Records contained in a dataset
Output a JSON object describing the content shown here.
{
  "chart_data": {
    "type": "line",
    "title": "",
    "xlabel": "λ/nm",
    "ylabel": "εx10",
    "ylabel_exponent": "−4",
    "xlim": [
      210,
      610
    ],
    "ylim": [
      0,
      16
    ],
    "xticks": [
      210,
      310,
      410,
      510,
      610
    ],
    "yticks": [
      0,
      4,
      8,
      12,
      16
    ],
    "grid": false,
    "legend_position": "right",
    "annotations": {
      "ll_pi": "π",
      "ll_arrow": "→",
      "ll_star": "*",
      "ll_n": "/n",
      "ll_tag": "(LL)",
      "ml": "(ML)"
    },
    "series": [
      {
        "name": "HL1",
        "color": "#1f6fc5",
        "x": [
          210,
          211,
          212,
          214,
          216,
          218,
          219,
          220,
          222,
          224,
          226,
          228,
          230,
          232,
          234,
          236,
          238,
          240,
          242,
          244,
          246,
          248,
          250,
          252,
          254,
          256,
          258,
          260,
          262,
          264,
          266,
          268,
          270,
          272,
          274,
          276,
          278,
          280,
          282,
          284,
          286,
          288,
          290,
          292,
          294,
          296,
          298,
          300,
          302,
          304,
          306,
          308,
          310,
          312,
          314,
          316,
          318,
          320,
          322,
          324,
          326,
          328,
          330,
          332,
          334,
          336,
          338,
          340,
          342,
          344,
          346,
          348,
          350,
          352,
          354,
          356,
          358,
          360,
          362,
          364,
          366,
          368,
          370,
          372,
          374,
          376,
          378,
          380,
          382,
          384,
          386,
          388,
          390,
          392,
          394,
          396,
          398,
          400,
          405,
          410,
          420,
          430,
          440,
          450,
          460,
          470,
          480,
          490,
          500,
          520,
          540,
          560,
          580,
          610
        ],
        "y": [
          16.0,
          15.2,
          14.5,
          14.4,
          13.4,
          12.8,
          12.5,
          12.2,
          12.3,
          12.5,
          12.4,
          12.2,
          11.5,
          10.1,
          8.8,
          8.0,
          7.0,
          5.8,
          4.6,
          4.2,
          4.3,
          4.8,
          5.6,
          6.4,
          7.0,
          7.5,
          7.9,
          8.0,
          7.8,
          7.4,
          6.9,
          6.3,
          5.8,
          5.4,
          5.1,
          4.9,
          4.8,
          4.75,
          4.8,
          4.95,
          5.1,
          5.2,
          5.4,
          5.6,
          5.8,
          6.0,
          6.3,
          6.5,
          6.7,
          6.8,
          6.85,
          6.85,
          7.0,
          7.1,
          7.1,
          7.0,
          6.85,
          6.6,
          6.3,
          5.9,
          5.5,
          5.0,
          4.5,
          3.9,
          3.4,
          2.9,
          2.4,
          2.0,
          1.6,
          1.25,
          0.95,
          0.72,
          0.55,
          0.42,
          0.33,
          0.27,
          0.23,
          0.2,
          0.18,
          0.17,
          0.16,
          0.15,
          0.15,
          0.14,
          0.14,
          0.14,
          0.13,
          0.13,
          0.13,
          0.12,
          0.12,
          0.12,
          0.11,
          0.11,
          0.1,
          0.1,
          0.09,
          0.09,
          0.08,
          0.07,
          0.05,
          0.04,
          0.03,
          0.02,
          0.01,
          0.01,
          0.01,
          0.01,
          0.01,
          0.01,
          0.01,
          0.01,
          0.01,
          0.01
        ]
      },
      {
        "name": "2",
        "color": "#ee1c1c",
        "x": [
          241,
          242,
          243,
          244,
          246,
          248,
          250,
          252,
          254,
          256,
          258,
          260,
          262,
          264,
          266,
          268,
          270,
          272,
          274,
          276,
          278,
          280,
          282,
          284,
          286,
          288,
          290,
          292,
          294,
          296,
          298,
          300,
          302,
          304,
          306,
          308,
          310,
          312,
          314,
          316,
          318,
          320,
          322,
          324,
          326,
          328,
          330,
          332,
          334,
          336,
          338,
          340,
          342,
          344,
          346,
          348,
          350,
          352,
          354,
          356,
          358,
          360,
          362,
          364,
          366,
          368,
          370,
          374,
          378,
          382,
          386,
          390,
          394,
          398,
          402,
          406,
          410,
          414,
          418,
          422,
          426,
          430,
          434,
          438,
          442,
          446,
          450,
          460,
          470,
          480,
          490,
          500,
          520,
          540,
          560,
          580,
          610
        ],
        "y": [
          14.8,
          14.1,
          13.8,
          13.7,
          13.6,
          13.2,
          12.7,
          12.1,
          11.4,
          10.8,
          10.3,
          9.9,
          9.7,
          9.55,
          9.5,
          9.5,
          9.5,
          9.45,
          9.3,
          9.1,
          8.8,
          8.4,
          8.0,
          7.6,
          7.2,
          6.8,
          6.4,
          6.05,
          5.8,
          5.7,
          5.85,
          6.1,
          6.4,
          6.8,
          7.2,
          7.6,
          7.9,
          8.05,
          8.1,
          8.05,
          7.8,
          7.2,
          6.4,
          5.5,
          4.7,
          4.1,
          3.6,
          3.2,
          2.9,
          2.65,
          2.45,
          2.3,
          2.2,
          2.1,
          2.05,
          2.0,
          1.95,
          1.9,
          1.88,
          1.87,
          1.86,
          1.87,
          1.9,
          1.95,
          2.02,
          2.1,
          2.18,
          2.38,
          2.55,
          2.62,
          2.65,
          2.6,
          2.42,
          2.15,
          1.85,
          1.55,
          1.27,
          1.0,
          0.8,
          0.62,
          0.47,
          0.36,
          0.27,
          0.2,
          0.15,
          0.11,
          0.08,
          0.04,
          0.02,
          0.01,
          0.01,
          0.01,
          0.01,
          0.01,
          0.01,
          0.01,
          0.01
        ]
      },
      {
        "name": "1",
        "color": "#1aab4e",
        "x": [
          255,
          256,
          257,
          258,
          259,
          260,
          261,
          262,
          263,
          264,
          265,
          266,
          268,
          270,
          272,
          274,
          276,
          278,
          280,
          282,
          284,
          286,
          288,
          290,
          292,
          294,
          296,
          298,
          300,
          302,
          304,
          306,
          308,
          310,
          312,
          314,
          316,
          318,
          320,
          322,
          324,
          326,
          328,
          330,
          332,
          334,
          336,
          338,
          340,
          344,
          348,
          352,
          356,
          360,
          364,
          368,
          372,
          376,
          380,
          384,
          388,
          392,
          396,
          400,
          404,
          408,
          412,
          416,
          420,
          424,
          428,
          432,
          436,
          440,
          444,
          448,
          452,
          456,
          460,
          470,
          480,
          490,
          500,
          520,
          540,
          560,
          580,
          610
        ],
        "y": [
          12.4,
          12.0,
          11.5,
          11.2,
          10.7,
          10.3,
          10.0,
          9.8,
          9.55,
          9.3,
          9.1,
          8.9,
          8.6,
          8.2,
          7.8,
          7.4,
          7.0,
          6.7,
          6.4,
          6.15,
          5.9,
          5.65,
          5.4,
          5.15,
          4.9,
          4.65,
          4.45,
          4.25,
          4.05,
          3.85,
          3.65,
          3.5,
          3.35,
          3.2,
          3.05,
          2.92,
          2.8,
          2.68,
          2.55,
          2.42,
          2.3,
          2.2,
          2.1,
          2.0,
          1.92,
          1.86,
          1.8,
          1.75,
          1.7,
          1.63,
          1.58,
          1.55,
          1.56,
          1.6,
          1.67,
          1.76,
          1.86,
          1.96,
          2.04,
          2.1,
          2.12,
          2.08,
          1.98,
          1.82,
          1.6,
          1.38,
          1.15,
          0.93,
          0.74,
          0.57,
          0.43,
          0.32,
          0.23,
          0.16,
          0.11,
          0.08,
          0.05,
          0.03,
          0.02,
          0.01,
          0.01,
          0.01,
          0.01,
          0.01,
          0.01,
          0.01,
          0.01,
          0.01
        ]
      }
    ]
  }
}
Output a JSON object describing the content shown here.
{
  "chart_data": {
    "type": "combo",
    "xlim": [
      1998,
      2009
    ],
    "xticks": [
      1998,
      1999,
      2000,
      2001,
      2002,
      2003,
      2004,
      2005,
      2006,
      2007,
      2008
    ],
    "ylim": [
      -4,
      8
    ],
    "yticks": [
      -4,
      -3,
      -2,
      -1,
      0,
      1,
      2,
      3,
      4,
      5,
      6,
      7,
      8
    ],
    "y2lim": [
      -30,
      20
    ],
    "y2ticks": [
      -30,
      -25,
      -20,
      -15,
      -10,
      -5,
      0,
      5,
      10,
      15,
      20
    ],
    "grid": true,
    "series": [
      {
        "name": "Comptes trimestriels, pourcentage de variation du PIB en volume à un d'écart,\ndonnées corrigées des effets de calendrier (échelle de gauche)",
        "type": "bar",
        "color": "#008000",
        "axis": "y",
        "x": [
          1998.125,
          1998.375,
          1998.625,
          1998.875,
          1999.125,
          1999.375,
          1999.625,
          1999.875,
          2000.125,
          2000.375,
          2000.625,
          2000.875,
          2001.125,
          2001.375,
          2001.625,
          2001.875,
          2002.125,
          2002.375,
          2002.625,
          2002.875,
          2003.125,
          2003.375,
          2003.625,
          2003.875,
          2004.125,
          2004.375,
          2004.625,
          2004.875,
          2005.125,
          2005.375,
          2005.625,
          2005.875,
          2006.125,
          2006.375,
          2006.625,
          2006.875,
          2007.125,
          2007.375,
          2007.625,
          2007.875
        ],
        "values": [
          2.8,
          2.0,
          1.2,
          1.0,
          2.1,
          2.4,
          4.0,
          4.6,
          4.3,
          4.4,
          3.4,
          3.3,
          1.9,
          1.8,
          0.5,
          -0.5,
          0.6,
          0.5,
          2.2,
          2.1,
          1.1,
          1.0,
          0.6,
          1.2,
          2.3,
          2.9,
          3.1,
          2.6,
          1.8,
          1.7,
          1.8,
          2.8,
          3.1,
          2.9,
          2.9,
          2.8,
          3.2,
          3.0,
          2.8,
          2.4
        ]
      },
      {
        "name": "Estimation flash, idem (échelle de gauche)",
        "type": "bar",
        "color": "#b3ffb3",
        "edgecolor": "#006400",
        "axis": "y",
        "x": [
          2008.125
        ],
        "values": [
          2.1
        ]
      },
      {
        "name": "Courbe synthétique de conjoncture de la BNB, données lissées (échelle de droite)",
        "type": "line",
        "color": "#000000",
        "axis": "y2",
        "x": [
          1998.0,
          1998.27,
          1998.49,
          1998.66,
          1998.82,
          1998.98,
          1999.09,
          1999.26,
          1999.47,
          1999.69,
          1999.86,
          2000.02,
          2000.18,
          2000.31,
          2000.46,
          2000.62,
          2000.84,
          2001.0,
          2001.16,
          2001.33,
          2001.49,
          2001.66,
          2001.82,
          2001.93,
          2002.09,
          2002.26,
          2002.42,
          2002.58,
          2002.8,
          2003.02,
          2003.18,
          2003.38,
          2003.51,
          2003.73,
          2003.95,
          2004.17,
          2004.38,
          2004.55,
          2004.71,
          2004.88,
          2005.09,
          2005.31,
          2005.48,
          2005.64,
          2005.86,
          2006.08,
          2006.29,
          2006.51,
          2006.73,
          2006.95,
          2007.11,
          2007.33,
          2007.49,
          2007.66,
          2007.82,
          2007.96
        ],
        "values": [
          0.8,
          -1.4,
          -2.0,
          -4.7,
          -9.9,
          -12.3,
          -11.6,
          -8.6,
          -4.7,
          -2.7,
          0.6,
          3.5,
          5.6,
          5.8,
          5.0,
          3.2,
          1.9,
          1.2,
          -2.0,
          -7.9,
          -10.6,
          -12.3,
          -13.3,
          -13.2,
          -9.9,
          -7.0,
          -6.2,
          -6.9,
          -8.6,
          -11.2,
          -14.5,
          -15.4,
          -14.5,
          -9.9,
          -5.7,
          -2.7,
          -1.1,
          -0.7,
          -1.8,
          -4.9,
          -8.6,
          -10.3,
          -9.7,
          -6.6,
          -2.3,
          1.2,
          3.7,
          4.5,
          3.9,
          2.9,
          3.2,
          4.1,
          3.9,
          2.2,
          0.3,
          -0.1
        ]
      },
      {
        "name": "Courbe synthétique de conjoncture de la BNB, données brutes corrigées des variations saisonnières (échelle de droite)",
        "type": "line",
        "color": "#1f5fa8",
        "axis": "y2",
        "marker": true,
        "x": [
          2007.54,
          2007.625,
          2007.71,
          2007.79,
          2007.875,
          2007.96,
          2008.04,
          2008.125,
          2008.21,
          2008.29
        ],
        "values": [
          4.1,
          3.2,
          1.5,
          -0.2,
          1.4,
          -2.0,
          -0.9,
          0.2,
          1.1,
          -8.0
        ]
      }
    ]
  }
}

Instructions to follow >>
Count how many lines include the string "Courbe". Nothing but the number is needed.

Full solution >>
2